# Start of DOCUMENT EXCERPT

The timing on this one is strange-the Sixers are still "in it"...???


----------



## Schilly (Dec 30, 2002)

Bfan, that news is from 2 years ago, it was being used to show Croce's involvement with Philly.


----------



## Storyteller (Dec 31, 2002)

> Originally posted by <b>Ed O</b>!
> 
> Well, maybe you can find one if you look. But if you do there won't be many. I guess George Karl is one, post-Whitsitt in Seattle. Naming coaches that have been fired when their GMs changed is much easier to do. See: Dallas, LAL, Detroit, Cleveland, Denver, Washington, Memphis, etc.


You're right about that one, *Ed O*. The only other situation I can think of is when Jerry West took over as GM of the Lakers in 1982 and retained Pat Riley. But it's pretty rare. It's the exception to the rule when the coach stays.


----------



## Public Defender (May 5, 2003)

And of course, Jerry Sloan weathering the GM change in Utah would be another exception to the rule. 

Regardless of the trend, I anticipate Paul Allen telling the new GM that "Cheeks is the man" until proven otherwise.


----------



## Sheedfan30 (Apr 17, 2003)

*I think Whitsitt resigning is somewhat of a major help to the Blazers...*

First off, Bob did have his good trades like Rod Strickland and Harvey Grant for Rasheed Wallace, and Shawn Respert for Bonzi Wells. But he has a poor history with this team, like Jermaine O'Neal for Dale Davis, and paying Shawn Kemp 20 million dollars as a 9th man, and Rasheed Wallace, Scottie Pippen, and Damon Stoudamire in the teens of millions to never get out of the first round for 3 straight years. It also could mean less moves, which may not be as exciting, but will help the team have a much better level of cohesiveness.

# End of DOCUMENT EXCERPT
# Start of RECORDED DATA

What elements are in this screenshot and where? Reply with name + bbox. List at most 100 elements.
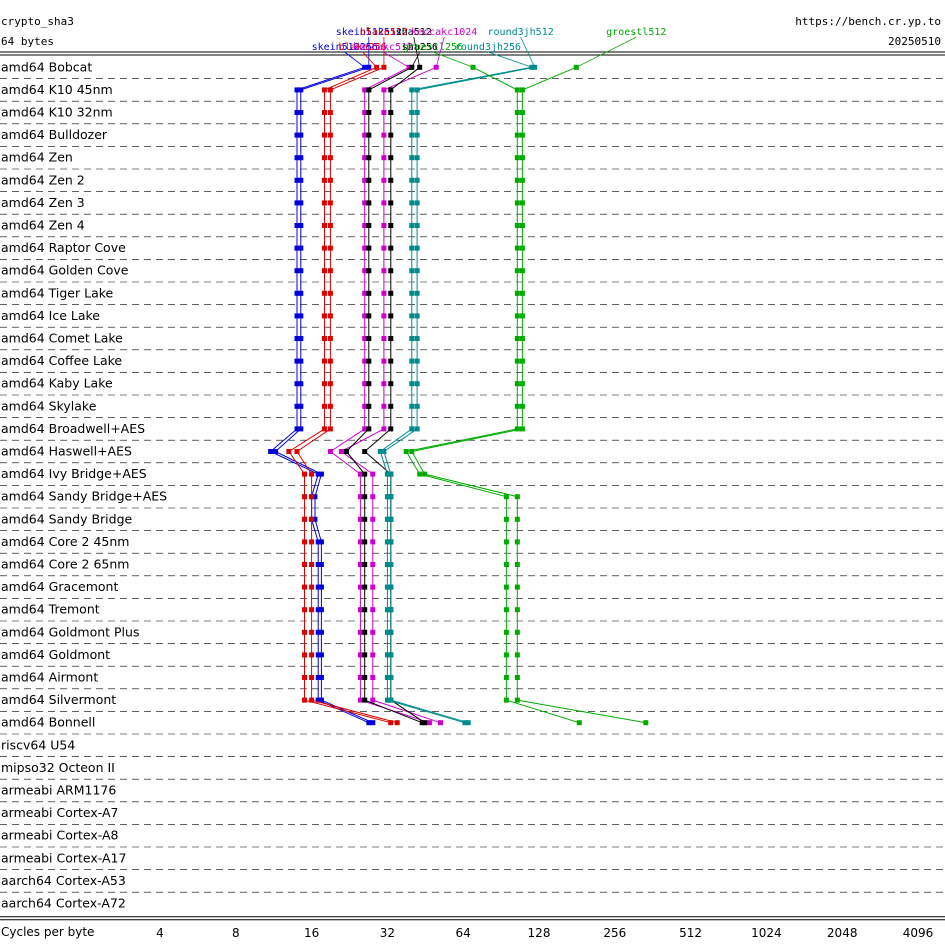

# End of RECORDED DATA
# Start of RECORDED DATA

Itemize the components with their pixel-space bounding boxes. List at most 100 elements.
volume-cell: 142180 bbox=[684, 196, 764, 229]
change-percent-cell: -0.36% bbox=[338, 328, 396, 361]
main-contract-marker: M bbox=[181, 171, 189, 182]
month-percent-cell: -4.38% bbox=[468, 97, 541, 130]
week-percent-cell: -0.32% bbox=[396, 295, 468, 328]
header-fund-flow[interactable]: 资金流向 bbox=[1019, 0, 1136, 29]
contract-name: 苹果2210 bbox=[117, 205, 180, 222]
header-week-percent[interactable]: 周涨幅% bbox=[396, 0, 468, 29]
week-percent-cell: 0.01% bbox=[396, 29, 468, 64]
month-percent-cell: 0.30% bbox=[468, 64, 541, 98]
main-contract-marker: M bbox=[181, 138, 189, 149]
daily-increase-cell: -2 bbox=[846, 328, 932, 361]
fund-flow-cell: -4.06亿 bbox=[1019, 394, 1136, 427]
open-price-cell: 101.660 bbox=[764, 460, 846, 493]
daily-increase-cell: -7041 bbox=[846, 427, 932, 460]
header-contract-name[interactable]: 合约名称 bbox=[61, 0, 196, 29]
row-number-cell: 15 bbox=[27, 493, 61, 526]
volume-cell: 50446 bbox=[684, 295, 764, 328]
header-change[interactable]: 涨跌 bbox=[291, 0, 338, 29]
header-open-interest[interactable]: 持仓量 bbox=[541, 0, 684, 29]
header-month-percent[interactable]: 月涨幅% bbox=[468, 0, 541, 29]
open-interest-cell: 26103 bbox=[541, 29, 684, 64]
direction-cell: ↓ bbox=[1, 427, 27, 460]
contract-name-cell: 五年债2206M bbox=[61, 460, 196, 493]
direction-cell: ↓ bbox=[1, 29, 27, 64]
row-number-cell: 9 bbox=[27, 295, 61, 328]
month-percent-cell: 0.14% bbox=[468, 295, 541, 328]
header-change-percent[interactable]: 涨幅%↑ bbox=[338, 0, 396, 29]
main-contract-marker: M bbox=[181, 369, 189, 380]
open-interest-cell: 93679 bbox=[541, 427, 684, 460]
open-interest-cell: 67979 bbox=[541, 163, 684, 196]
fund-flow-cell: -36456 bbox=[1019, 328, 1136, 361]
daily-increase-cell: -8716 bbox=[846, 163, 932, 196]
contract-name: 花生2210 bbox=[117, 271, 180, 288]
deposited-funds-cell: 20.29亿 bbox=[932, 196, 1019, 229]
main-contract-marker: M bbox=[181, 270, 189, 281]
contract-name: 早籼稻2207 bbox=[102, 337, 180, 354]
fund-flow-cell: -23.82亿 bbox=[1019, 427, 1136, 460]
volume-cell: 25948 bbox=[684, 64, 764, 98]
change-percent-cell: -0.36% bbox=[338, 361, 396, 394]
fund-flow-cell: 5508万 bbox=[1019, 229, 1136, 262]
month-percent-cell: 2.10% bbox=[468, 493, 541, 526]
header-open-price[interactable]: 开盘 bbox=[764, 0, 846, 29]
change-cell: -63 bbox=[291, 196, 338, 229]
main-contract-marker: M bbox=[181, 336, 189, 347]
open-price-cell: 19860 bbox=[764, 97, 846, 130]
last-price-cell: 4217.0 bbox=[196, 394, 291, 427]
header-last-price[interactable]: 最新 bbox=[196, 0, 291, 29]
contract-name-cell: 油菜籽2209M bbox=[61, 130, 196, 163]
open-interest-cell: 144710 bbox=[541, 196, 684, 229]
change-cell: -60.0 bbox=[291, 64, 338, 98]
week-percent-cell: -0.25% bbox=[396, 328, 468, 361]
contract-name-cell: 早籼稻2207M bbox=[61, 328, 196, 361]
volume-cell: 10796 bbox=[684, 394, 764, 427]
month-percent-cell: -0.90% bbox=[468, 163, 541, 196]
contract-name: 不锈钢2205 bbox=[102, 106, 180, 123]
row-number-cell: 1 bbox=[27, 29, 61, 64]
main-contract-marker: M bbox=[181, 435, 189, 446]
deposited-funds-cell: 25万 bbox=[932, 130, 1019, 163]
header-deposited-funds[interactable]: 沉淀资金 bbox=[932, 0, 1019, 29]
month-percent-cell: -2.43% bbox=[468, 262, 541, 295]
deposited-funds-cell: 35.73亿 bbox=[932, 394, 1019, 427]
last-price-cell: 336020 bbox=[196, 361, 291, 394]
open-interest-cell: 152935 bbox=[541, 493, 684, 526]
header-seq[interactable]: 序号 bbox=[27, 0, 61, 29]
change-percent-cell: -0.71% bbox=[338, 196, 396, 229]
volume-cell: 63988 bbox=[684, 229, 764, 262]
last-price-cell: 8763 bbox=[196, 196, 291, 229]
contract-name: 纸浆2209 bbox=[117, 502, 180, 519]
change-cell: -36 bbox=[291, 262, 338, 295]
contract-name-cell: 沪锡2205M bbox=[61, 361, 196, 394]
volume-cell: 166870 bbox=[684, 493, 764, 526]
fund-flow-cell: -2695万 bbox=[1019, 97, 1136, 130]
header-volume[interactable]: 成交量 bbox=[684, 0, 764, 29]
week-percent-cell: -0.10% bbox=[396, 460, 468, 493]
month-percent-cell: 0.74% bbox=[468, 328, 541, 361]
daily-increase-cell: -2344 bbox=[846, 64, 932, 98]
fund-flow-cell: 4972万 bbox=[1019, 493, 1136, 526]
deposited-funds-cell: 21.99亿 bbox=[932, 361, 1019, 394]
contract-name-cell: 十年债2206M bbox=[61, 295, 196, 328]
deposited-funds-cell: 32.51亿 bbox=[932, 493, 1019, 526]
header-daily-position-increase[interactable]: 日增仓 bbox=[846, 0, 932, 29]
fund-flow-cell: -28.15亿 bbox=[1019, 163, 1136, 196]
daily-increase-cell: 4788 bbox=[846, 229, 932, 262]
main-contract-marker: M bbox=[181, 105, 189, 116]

# End of RECORDED DATA
# Start of RECORDED DATA

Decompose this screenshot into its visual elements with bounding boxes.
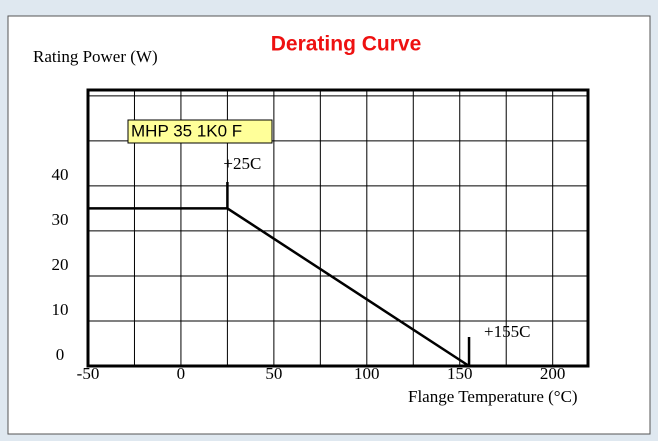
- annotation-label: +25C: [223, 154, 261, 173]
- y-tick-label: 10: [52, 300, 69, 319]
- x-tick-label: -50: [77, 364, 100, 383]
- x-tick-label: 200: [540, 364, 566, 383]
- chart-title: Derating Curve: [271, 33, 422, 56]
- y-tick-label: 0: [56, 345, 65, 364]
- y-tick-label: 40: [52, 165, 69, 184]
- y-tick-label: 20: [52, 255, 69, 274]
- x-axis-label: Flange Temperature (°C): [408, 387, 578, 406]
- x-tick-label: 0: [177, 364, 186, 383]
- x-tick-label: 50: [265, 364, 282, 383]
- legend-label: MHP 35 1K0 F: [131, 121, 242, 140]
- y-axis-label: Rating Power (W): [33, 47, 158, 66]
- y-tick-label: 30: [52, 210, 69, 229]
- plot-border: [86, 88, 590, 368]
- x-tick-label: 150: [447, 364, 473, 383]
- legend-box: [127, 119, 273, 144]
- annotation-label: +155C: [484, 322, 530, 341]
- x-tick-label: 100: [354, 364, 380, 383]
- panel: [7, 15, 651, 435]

# End of RECORDED DATA

PROBLEM REQUIREMENTS> Please reproduce word for word the part of the basketball forum thread above between "## Storyteller (Dec" and "the coach stays.", inclusive.

FINAL RESULT>
## Storyteller (Dec 31, 2002)

> Originally posted by <b>Ed O</b>!
> 
> Well, maybe you can find one if you look. But if you do there won't be many. I guess George Karl is one, post-Whitsitt in Seattle. Naming coaches that have been fired when their GMs changed is much easier to do. See: Dallas, LAL, Detroit, Cleveland, Denver, Washington, Memphis, etc.


You're right about that one, *Ed O*. The only other situation I can think of is when Jerry West took over as GM of the Lakers in 1982 and retained Pat Riley. But it's pretty rare. It's the exception to the rule when the coach stays.